**Given information:**
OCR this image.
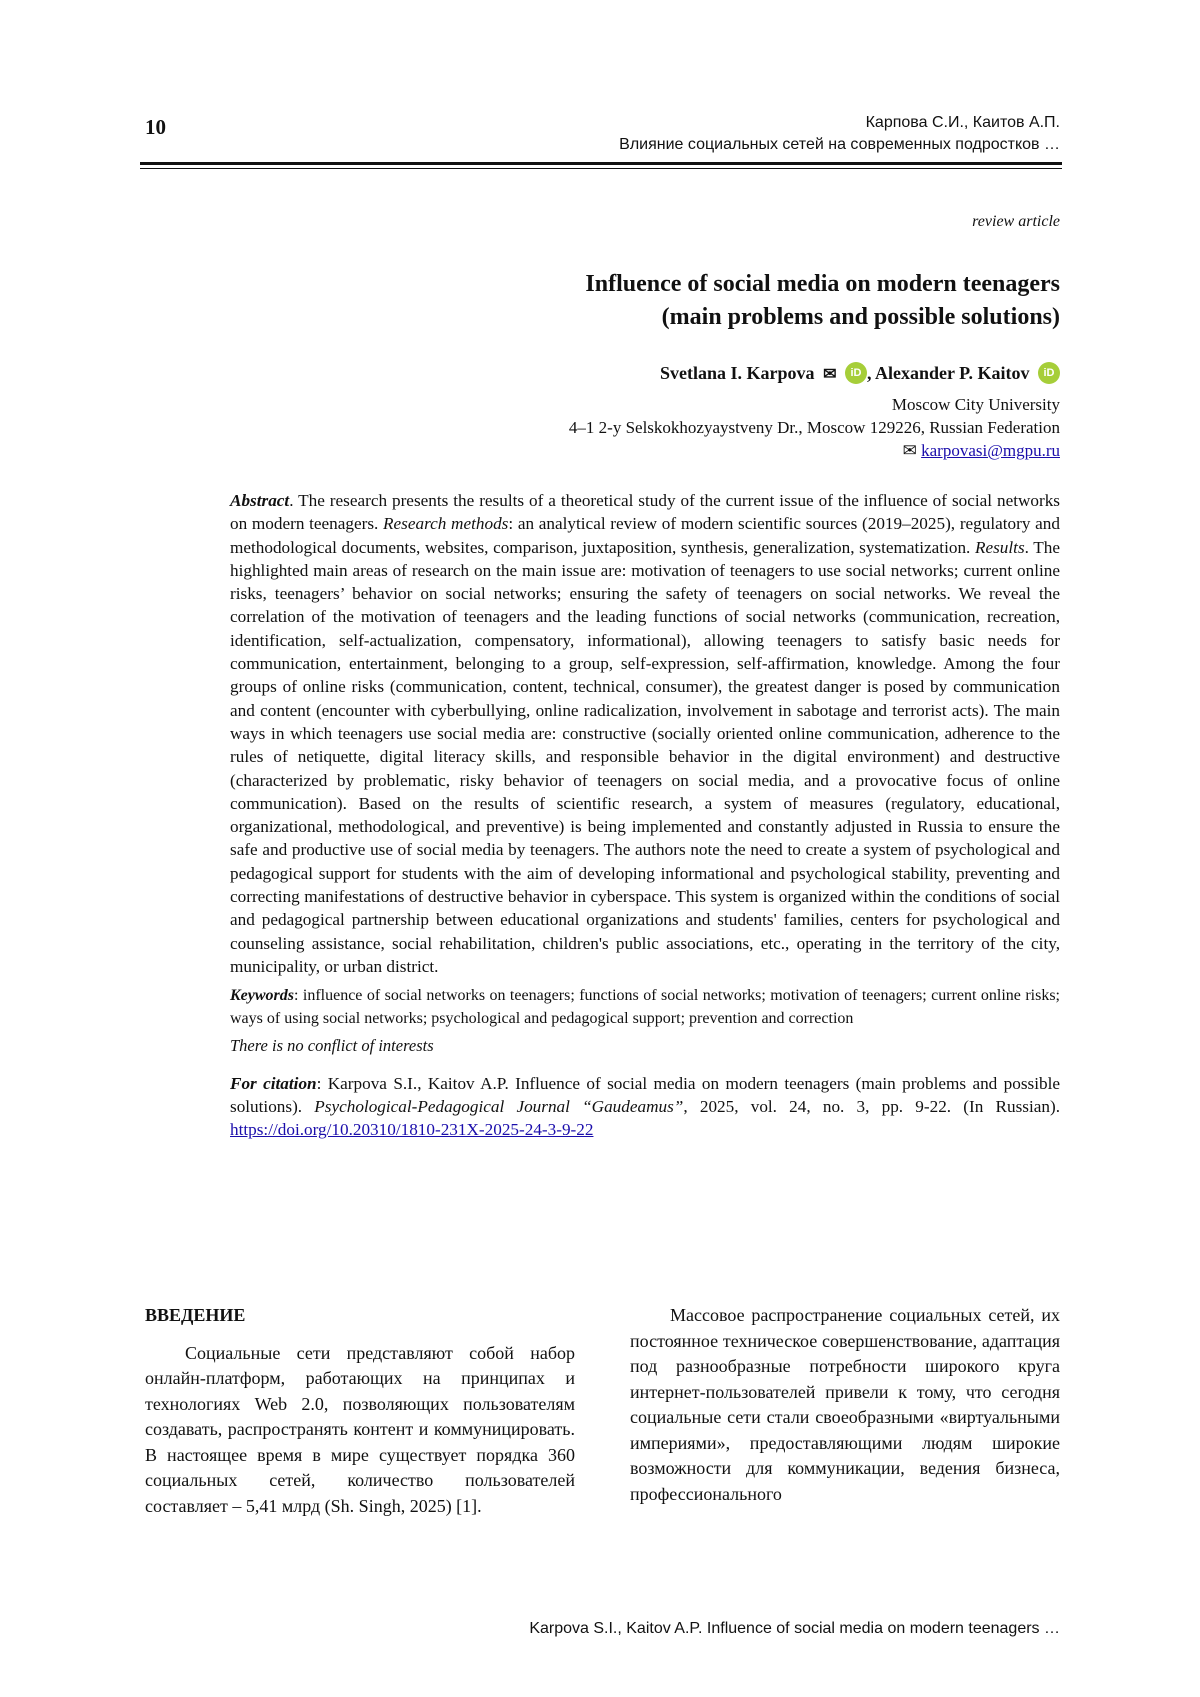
10	Карпова С.И., Каитов А.П.
Влияние социальных сетей на современных подростков …
review article
Influence of social media on modern teenagers
(main problems and possible solutions)
Svetlana I. Karpova ✉ iD , Alexander P. Kaitov iD
Moscow City University
4–1 2-y Selskokhozyaystveny Dr., Moscow 129226, Russian Federation
✉ karpovasi@mgpu.ru

Abstract. The research presents the results of a theoretical study of the current issue of the influence of social networks on modern teenagers. Research methods: an analytical review of modern scientific sources (2019–2025), regulatory and methodological documents, websites, comparison, juxtaposition, synthesis, generalization, systematization. Results. The highlighted main areas of research on the main issue are: motivation of teenagers to use social networks; current online risks, teenagers’ behavior on social networks; ensuring the safety of teenagers on social networks. We reveal the correlation of the motivation of teenagers and the leading functions of social networks (communication, recreation, identification, self-actualization, compensatory, informational), allowing teenagers to satisfy basic needs for communication, entertainment, belonging to a group, self-expression, self-affirmation, knowledge. Among the four groups of online risks (communication, content, technical, consumer), the greatest danger is posed by communication and content (encounter with cyberbullying, online radicalization, involvement in sabotage and terrorist acts). The main ways in which teenagers use social media are: constructive (socially oriented online communication, adherence to the rules of netiquette, digital literacy skills, and responsible behavior in the digital environment) and destructive (characterized by problematic, risky behavior of teenagers on social media, and a provocative focus of online communication). Based on the results of scientific research, a system of measures (regulatory, educational, organizational, methodological, and preventive) is being implemented and constantly adjusted in Russia to ensure the safe and productive use of social media by teenagers. The authors note the need to create a system of psychological and pedagogical support for students with the aim of developing informational and psychological stability, preventing and correcting manifestations of destructive behavior in cyberspace. This system is organized within the conditions of social and pedagogical partnership between educational organizations and students' families, centers for psychological and counseling assistance, social rehabilitation, children's public associations, etc., operating in the territory of the city, municipality, or urban district.

Keywords: influence of social networks on teenagers; functions of social networks; motivation of teenagers; current online risks; ways of using social networks; psychological and pedagogical support; prevention and correction

There is no conflict of interests

For citation: Karpova S.I., Kaitov A.P. Influence of social media on modern teenagers (main problems and possible solutions). Psychological-Pedagogical Journal “Gaudeamus”, 2025, vol. 24, no. 3, pp. 9-22. (In Russian). https://doi.org/10.20310/1810-231X-2025-24-3-9-22

ВВЕДЕНИЕ

Социальные сети представляют собой набор онлайн-платформ, работающих на принципах и технологиях Web 2.0, позволяющих пользователям создавать, распространять контент и коммуницировать. В настоящее время в мире существует порядка 360 социальных сетей, количество пользователей составляет – 5,41 млрд (Sh. Singh, 2025) [1].

Массовое распространение социальных сетей, их постоянное техническое совершенствование, адаптация под разнообразные потребности широкого круга интернет-пользователей привели к тому, что сегодня социальные сети стали своеобразными «виртуальными империями», предоставляющими людям широкие возможности для коммуникации, ведения бизнеса, профессионального

Karpova S.I., Kaitov A.P. Influence of social media on modern teenagers …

**Problem to work on:**
Make an exact copy of the data, leaving its pictures out.

**Expected output:**
OCR this image.
10	Карпова С.И., Каитов А.П.
Влияние социальных сетей на современных подростков …
review article
Influence of social media on modern teenagers
(main problems and possible solutions)
Svetlana I. Karpova ✉ iD , Alexander P. Kaitov iD
Moscow City University
4–1 2-y Selskokhozyaystveny Dr., Moscow 129226, Russian Federation
✉ karpovasi@mgpu.ru

Abstract. The research presents the results of a theoretical study of the current issue of the influence of social networks on modern teenagers. Research methods: an analytical review of modern scientific sources (2019–2025), regulatory and methodological documents, websites, comparison, juxtaposition, synthesis, generalization, systematization. Results. The highlighted main areas of research on the main issue are: motivation of teenagers to use social networks; current online risks, teenagers’ behavior on social networks; ensuring the safety of teenagers on social networks. We reveal the correlation of the motivation of teenagers and the leading functions of social networks (communication, recreation, identification, self-actualization, compensatory, informational), allowing teenagers to satisfy basic needs for communication, entertainment, belonging to a group, self-expression, self-affirmation, knowledge. Among the four groups of online risks (communication, content, technical, consumer), the greatest danger is posed by communication and content (encounter with cyberbullying, online radicalization, involvement in sabotage and terrorist acts). The main ways in which teenagers use social media are: constructive (socially oriented online communication, adherence to the rules of netiquette, digital literacy skills, and responsible behavior in the digital environment) and destructive (characterized by problematic, risky behavior of teenagers on social media, and a provocative focus of online communication). Based on the results of scientific research, a system of measures (regulatory, educational, organizational, methodological, and preventive) is being implemented and constantly adjusted in Russia to ensure the safe and productive use of social media by teenagers. The authors note the need to create a system of psychological and pedagogical support for students with the aim of developing informational and psychological stability, preventing and correcting manifestations of destructive behavior in cyberspace. This system is organized within the conditions of social and pedagogical partnership between educational organizations and students' families, centers for psychological and counseling assistance, social rehabilitation, children's public associations, etc., operating in the territory of the city, municipality, or urban district.

Keywords: influence of social networks on teenagers; functions of social networks; motivation of teenagers; current online risks; ways of using social networks; psychological and pedagogical support; prevention and correction

There is no conflict of interests

For citation: Karpova S.I., Kaitov A.P. Influence of social media on modern teenagers (main problems and possible solutions). Psychological-Pedagogical Journal “Gaudeamus”, 2025, vol. 24, no. 3, pp. 9-22. (In Russian). https://doi.org/10.20310/1810-231X-2025-24-3-9-22

ВВЕДЕНИЕ

Социальные сети представляют собой набор онлайн-платформ, работающих на принципах и технологиях Web 2.0, позволяющих пользователям создавать, распространять контент и коммуницировать. В настоящее время в мире существует порядка 360 социальных сетей, количество пользователей составляет – 5,41 млрд (Sh. Singh, 2025) [1].

Массовое распространение социальных сетей, их постоянное техническое совершенствование, адаптация под разнообразные потребности широкого круга интернет-пользователей привели к тому, что сегодня социальные сети стали своеобразными «виртуальными империями», предоставляющими людям широкие возможности для коммуникации, ведения бизнеса, профессионального

Karpova S.I., Kaitov A.P. Influence of social media on modern teenagers …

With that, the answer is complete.